Given exercise ▸
Pick out each line in the listing below that contains the word "Defines", matching its capitalization exactly.

[Labeled box records]
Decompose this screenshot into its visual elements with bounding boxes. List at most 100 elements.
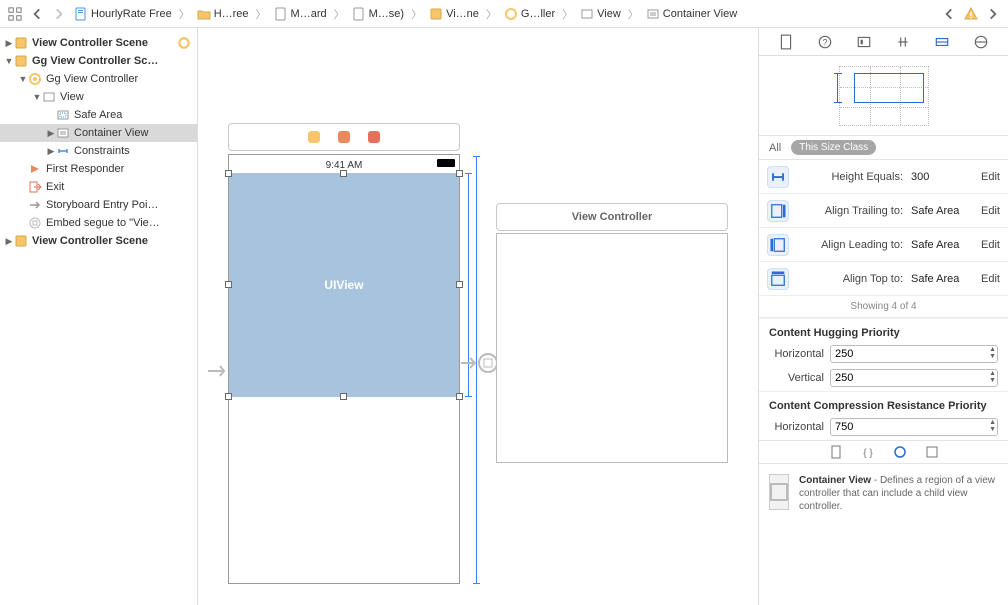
disclosure-triangle-icon[interactable]: ▼ bbox=[32, 92, 42, 102]
breadcrumb-bar: HourlyRate Free 〉 H…ree 〉 M…ard 〉 M…se) … bbox=[0, 0, 1008, 28]
embedded-view-controller[interactable] bbox=[496, 233, 728, 463]
autoresizing-thumb[interactable] bbox=[759, 56, 1008, 136]
selection-handle[interactable] bbox=[456, 170, 463, 177]
outline-row[interactable]: ▼View bbox=[0, 88, 197, 106]
outline-label: Gg View Controller Sc… bbox=[32, 55, 191, 67]
constraint-row[interactable]: Align Trailing to:Safe AreaEdit bbox=[759, 194, 1008, 228]
selection-handle[interactable] bbox=[456, 281, 463, 288]
outline-label: Container View bbox=[74, 127, 191, 139]
nav-forward-icon[interactable] bbox=[50, 5, 68, 23]
nav-back-icon[interactable] bbox=[28, 5, 46, 23]
outline-row[interactable]: ▼ Gg View Controller Sc… bbox=[0, 52, 197, 70]
entry-point-arrow[interactable] bbox=[206, 360, 228, 382]
constraint-edit-button[interactable]: Edit bbox=[981, 171, 1000, 183]
outline-row[interactable]: ▶View Controller Scene bbox=[0, 34, 197, 52]
help-inspector-icon[interactable]: ? bbox=[817, 34, 833, 50]
scene-dock[interactable] bbox=[228, 123, 460, 151]
size-inspector-icon[interactable] bbox=[934, 34, 950, 50]
embedded-scene-dock[interactable]: View Controller bbox=[496, 203, 728, 231]
disclosure-triangle-icon[interactable]: ▶ bbox=[4, 236, 14, 247]
outline-row[interactable]: ▶Constraints bbox=[0, 142, 197, 160]
inspector-panel: ? All This Size Class Height Equals:300E… bbox=[758, 28, 1008, 605]
outline-row[interactable]: ▶View Controller Scene bbox=[0, 232, 197, 250]
scene-icon bbox=[14, 36, 28, 50]
selection-handle[interactable] bbox=[225, 170, 232, 177]
constraints-count: Showing 4 of 4 bbox=[759, 296, 1008, 318]
outline-row[interactable]: ▶ Container View bbox=[0, 124, 197, 142]
stepper-arrows-icon[interactable]: ▲▼ bbox=[989, 370, 996, 384]
document-outline[interactable]: ▶View Controller Scene▼Gg View Controlle… bbox=[0, 28, 198, 605]
constraint-row[interactable]: Height Equals:300Edit bbox=[759, 160, 1008, 194]
breadcrumb-item[interactable]: Vi…ne bbox=[427, 7, 481, 21]
identity-inspector-icon[interactable] bbox=[856, 34, 872, 50]
constraint-row[interactable]: Align Top to:Safe AreaEdit bbox=[759, 262, 1008, 296]
constraint-value: 300 bbox=[911, 171, 973, 183]
stepper-arrows-icon[interactable]: ▲▼ bbox=[989, 419, 996, 433]
selection-handle[interactable] bbox=[225, 393, 232, 400]
hugging-vertical-input[interactable] bbox=[830, 369, 998, 387]
object-description: Container View - Defines a region of a v… bbox=[759, 464, 1008, 523]
chevron-right-icon: 〉 bbox=[627, 6, 640, 22]
folder-icon bbox=[197, 7, 211, 21]
outline-row[interactable]: Exit bbox=[0, 178, 197, 196]
breadcrumb-item[interactable]: G…ller bbox=[502, 7, 557, 21]
file-template-icon[interactable] bbox=[829, 445, 843, 459]
related-items-icon[interactable] bbox=[6, 5, 24, 23]
compression-horizontal-input[interactable] bbox=[830, 418, 998, 436]
selection-handle[interactable] bbox=[225, 281, 232, 288]
breadcrumb-item[interactable]: HourlyRate Free bbox=[72, 7, 174, 21]
hugging-horizontal-input[interactable] bbox=[830, 345, 998, 363]
connections-inspector-icon[interactable] bbox=[973, 34, 989, 50]
constraint-row[interactable]: Align Leading to:Safe AreaEdit bbox=[759, 228, 1008, 262]
storyboard-canvas[interactable]: 9:41 AM UIView View Controller bbox=[198, 28, 758, 605]
field-label: Vertical bbox=[769, 372, 824, 384]
constraints-icon bbox=[56, 144, 70, 158]
outline-row[interactable]: Safe Area bbox=[0, 106, 197, 124]
sizeclass-all[interactable]: All bbox=[769, 142, 781, 154]
breadcrumb-item[interactable]: H…ree bbox=[195, 7, 251, 21]
constraint-edit-button[interactable]: Edit bbox=[981, 273, 1000, 285]
media-library-icon[interactable] bbox=[925, 445, 939, 459]
code-snippet-icon[interactable]: { } bbox=[861, 445, 875, 459]
breadcrumb-item[interactable]: View bbox=[578, 7, 623, 21]
disclosure-triangle-icon[interactable]: ▼ bbox=[18, 74, 28, 84]
selection-handle[interactable] bbox=[340, 170, 347, 177]
nav-back-aux-icon[interactable] bbox=[940, 5, 958, 23]
breadcrumb-item[interactable]: M…se) bbox=[350, 7, 406, 21]
stepper-arrows-icon[interactable]: ▲▼ bbox=[989, 346, 996, 360]
disclosure-triangle-icon[interactable]: ▼ bbox=[4, 56, 14, 66]
disclosure-triangle-icon[interactable]: ▶ bbox=[4, 38, 14, 49]
outline-row[interactable]: Embed segue to "Vie… bbox=[0, 214, 197, 232]
selection-handle[interactable] bbox=[340, 393, 347, 400]
warning-icon[interactable] bbox=[962, 5, 980, 23]
breadcrumb-item[interactable]: M…ard bbox=[272, 7, 329, 21]
constraint-edit-button[interactable]: Edit bbox=[981, 239, 1000, 251]
selection-handle[interactable] bbox=[456, 393, 463, 400]
scene-icon bbox=[429, 7, 443, 21]
hugging-horizontal-row: Horizontal ▲▼ bbox=[759, 343, 1008, 367]
exit-dock-icon[interactable] bbox=[368, 131, 380, 143]
object-desc-text: Container View - Defines a region of a v… bbox=[799, 474, 998, 513]
container-view-selection[interactable]: UIView bbox=[229, 173, 459, 397]
vc-dock-icon[interactable] bbox=[308, 131, 320, 143]
vc-icon bbox=[504, 7, 518, 21]
outline-row[interactable]: ▼Gg View Controller bbox=[0, 70, 197, 88]
doc-icon bbox=[74, 7, 88, 21]
constraint-edit-button[interactable]: Edit bbox=[981, 205, 1000, 217]
view-icon bbox=[580, 7, 594, 21]
nav-forward-aux-icon[interactable] bbox=[984, 5, 1002, 23]
outline-row[interactable]: First Responder bbox=[0, 160, 197, 178]
disclosure-triangle-icon[interactable]: ▶ bbox=[46, 128, 56, 139]
file-inspector-icon[interactable] bbox=[778, 34, 794, 50]
outline-row[interactable]: Storyboard Entry Poi… bbox=[0, 196, 197, 214]
sizeclass-this[interactable]: This Size Class bbox=[791, 140, 876, 155]
breadcrumb-item[interactable]: Container View bbox=[644, 7, 739, 21]
attributes-inspector-icon[interactable] bbox=[895, 34, 911, 50]
object-library-icon[interactable] bbox=[893, 445, 907, 459]
responder-icon bbox=[28, 162, 42, 176]
responder-dock-icon[interactable] bbox=[338, 131, 350, 143]
disclosure-triangle-icon[interactable]: ▶ bbox=[46, 146, 56, 157]
field-label: Horizontal bbox=[769, 421, 824, 433]
constraint-icon bbox=[767, 166, 789, 188]
embed-segue[interactable] bbox=[460, 353, 498, 373]
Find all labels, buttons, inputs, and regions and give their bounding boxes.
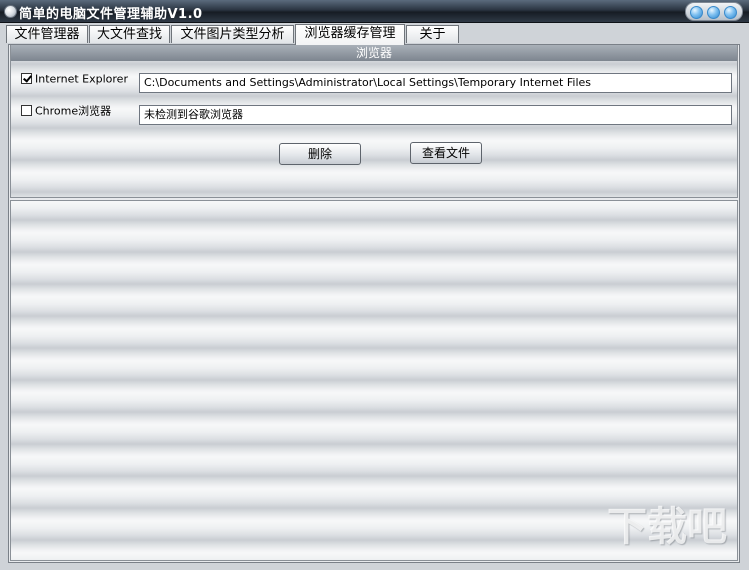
window-title: 简单的电脑文件管理辅助V1.0 xyxy=(19,7,203,22)
tab-file-image-type-analysis[interactable]: 文件图片类型分析 xyxy=(171,25,294,43)
tab-browser-cache[interactable]: 浏览器缓存管理 xyxy=(295,24,405,45)
tab-about[interactable]: 关于 xyxy=(406,25,459,43)
chrome-checkbox-row[interactable]: Chrome浏览器 xyxy=(21,103,111,119)
tab-large-file-search[interactable]: 大文件查找 xyxy=(89,25,170,43)
ie-label: Internet Explorer xyxy=(35,72,128,86)
maximize-icon[interactable] xyxy=(707,6,720,19)
ie-cache-path-field[interactable]: C:\Documents and Settings\Administrator\… xyxy=(139,73,732,93)
tab-panel: 浏览器 Internet Explorer C:\Documents and S… xyxy=(8,44,740,563)
chrome-label: Chrome浏览器 xyxy=(35,104,112,118)
minimize-icon[interactable] xyxy=(690,6,703,19)
chrome-cache-path-field[interactable]: 未检测到谷歌浏览器 xyxy=(139,105,732,125)
group-header: 浏览器 xyxy=(11,45,737,61)
checkmark-icon[interactable] xyxy=(21,73,32,84)
ie-checkbox-row[interactable]: Internet Explorer xyxy=(21,71,128,87)
view-files-button[interactable]: 查看文件 xyxy=(410,142,482,164)
tab-file-manager[interactable]: 文件管理器 xyxy=(6,25,88,43)
chrome-checkbox[interactable] xyxy=(21,105,32,116)
tab-strip: 文件管理器 大文件查找 文件图片类型分析 浏览器缓存管理 关于 xyxy=(6,24,743,45)
delete-button[interactable]: 删除 xyxy=(279,143,361,165)
file-list-area[interactable]: 下载吧 xyxy=(10,200,738,561)
watermark-logo: 下载吧 xyxy=(607,504,727,550)
close-icon[interactable] xyxy=(724,6,737,19)
window-controls xyxy=(685,2,743,21)
app-icon xyxy=(4,5,17,18)
browser-group: 浏览器 Internet Explorer C:\Documents and S… xyxy=(10,45,738,198)
window-titlebar[interactable]: 简单的电脑文件管理辅助V1.0 xyxy=(0,0,749,23)
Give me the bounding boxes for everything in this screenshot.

Completed exercise ▸
object-description: Container View - Defines a region of a v… bbox=[759, 464, 1008, 523]
object-desc-text: Container View - Defines a region of a v… bbox=[799, 474, 998, 513]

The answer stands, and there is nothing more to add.